Directive:
Find the line containing "Give me the", then output it and every line after it through the end of the listing below, exactly as written.

Provided entries:
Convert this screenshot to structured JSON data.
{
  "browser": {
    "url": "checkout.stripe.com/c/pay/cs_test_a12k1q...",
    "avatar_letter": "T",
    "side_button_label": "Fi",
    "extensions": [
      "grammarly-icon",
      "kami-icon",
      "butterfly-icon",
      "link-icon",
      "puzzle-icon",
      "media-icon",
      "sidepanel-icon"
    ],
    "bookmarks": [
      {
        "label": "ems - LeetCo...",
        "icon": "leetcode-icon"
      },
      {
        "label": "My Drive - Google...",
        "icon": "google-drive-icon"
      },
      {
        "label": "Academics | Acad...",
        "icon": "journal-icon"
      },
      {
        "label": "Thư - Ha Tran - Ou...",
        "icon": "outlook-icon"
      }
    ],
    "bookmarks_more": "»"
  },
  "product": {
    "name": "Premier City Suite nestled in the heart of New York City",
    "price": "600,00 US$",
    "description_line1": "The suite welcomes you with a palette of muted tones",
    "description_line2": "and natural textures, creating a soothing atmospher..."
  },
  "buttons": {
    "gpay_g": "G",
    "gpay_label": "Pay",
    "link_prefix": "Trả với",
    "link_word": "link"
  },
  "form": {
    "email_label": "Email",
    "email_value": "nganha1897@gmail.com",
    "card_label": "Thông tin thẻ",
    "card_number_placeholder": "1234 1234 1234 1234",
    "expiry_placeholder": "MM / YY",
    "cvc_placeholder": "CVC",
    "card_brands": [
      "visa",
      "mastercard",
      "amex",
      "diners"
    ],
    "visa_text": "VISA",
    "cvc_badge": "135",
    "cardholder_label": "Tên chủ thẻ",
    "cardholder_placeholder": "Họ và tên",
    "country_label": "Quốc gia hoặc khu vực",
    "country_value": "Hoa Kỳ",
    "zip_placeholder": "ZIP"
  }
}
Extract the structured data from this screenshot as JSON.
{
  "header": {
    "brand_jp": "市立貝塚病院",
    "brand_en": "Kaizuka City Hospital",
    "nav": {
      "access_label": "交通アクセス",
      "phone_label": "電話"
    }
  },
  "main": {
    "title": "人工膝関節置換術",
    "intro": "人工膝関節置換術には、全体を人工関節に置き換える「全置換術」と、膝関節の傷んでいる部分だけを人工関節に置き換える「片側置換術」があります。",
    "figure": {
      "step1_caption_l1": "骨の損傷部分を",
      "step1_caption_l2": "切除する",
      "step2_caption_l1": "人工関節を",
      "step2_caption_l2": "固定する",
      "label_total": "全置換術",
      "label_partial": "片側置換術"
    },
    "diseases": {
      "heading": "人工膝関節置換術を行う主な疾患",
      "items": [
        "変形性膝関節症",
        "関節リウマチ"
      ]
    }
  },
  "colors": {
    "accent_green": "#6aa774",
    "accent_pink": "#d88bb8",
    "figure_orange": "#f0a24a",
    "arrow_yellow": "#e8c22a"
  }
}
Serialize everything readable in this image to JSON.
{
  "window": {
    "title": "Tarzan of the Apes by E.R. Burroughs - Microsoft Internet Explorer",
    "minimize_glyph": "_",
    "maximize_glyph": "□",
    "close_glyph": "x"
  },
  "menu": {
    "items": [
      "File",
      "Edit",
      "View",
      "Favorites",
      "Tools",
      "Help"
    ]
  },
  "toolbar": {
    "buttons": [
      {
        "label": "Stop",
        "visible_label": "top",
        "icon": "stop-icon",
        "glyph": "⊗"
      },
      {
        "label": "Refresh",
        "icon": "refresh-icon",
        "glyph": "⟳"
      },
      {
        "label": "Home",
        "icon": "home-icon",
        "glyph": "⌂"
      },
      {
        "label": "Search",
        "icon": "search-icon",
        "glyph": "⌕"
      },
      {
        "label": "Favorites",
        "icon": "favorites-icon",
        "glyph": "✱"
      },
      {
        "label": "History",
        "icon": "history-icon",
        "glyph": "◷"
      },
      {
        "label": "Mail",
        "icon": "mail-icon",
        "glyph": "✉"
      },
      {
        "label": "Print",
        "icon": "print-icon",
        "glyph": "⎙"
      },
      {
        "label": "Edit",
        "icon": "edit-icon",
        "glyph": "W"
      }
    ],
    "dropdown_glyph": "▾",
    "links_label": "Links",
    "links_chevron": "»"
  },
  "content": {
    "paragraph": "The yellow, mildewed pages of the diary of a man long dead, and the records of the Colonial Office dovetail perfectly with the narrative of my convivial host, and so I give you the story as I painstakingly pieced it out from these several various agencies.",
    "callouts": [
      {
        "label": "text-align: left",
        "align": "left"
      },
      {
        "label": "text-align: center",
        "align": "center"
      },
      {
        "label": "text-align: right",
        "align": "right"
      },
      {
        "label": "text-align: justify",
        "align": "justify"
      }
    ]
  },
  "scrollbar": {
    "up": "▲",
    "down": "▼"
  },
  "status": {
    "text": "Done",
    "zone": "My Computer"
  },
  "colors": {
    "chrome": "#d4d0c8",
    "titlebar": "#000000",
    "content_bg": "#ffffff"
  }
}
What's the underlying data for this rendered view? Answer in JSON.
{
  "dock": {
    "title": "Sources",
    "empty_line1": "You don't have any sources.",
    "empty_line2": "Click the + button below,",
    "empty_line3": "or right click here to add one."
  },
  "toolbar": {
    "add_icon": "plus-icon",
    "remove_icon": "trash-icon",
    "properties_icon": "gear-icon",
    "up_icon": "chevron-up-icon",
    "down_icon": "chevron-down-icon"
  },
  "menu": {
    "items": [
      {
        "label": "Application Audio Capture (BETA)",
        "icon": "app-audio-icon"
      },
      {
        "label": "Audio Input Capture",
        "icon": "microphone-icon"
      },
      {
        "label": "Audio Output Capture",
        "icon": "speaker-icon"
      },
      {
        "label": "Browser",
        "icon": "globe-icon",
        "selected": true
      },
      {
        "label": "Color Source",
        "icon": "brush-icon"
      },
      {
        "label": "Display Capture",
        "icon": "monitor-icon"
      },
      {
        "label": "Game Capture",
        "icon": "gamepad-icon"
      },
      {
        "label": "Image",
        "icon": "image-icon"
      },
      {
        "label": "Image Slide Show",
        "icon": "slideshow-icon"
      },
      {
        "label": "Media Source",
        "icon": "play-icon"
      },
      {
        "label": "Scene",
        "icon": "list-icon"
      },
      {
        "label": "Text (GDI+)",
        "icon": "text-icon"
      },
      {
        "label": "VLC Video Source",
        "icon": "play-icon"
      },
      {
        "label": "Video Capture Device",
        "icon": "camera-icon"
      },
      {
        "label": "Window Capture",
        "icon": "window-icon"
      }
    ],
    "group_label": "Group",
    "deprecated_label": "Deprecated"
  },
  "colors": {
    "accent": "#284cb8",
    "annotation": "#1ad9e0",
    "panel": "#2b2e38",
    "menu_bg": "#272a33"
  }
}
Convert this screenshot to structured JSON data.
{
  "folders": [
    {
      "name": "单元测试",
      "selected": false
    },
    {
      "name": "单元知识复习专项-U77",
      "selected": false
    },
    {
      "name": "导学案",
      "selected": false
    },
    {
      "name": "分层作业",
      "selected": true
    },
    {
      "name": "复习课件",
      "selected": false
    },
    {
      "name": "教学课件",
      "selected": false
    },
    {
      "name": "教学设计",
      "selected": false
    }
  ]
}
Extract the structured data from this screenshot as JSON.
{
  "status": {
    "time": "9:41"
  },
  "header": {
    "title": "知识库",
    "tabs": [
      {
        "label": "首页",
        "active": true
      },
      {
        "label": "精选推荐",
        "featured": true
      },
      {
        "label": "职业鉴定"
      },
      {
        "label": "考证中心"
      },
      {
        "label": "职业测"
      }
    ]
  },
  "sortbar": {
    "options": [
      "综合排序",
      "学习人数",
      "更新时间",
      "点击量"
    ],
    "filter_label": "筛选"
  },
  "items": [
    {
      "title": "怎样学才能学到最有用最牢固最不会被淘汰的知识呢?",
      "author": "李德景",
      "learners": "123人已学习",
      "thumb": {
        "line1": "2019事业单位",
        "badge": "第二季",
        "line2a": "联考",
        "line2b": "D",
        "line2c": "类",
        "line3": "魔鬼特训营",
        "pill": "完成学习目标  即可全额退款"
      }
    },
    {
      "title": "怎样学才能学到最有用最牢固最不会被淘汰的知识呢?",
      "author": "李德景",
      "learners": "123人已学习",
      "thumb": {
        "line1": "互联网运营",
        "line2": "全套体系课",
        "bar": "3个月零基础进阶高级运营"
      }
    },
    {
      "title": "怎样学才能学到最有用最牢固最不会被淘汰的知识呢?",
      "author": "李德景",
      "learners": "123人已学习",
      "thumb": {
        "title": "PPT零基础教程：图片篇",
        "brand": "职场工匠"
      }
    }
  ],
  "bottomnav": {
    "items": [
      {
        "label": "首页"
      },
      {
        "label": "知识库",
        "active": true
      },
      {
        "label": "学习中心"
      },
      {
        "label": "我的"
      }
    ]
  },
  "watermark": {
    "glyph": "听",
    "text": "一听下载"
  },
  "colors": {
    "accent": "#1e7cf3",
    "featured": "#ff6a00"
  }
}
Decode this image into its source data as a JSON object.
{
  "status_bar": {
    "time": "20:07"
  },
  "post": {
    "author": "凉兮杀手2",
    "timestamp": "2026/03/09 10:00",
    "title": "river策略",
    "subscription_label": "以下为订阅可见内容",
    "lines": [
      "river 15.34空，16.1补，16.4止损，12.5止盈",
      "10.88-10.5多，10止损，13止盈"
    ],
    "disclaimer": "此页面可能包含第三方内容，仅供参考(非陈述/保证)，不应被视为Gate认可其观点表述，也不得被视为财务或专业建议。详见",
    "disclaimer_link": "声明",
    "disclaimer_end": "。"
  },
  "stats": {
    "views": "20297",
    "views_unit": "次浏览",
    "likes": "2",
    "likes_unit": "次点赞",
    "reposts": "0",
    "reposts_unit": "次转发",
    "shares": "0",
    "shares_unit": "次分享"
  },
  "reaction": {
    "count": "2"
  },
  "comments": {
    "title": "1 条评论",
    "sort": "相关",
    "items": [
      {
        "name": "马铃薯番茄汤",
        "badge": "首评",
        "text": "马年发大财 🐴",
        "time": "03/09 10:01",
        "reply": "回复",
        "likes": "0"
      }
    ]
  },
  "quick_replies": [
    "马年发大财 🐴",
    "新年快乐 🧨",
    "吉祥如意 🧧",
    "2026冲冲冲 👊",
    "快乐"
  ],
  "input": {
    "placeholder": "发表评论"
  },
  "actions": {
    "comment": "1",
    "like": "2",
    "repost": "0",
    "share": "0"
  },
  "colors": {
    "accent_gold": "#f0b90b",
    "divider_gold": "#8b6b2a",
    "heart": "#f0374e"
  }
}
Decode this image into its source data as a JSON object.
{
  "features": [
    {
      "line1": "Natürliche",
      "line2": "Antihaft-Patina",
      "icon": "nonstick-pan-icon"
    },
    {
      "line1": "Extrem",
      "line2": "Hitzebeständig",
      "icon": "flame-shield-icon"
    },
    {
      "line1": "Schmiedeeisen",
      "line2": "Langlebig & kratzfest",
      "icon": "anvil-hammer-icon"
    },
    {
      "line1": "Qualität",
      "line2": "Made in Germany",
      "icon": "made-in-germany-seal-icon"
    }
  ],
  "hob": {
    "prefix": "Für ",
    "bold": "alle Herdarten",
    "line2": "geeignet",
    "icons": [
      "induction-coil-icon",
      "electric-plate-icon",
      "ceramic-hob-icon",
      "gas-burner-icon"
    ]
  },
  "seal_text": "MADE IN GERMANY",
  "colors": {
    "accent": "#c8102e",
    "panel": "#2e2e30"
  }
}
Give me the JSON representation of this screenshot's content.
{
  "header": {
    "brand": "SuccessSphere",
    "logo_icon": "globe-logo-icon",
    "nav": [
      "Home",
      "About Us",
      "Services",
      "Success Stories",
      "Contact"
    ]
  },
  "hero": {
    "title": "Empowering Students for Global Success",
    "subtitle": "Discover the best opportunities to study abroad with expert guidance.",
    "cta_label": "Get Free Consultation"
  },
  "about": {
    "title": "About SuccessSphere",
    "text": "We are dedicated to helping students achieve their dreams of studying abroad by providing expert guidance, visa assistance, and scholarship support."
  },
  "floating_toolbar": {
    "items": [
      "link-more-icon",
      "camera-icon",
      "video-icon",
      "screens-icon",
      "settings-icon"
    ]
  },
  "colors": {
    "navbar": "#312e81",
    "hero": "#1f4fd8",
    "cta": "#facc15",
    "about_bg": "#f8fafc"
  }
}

Task result:
Give me the JSON representation of this screenshot's content.
{
  "header": {
    "brand": "SuccessSphere",
    "logo_icon": "globe-logo-icon",
    "nav": [
      "Home",
      "About Us",
      "Services",
      "Success Stories",
      "Contact"
    ]
  },
  "hero": {
    "title": "Empowering Students for Global Success",
    "subtitle": "Discover the best opportunities to study abroad with expert guidance.",
    "cta_label": "Get Free Consultation"
  },
  "about": {
    "title": "About SuccessSphere",
    "text": "We are dedicated to helping students achieve their dreams of studying abroad by providing expert guidance, visa assistance, and scholarship support."
  },
  "floating_toolbar": {
    "items": [
      "link-more-icon",
      "camera-icon",
      "video-icon",
      "screens-icon",
      "settings-icon"
    ]
  },
  "colors": {
    "navbar": "#312e81",
    "hero": "#1f4fd8",
    "cta": "#facc15",
    "about_bg": "#f8fafc"
  }
}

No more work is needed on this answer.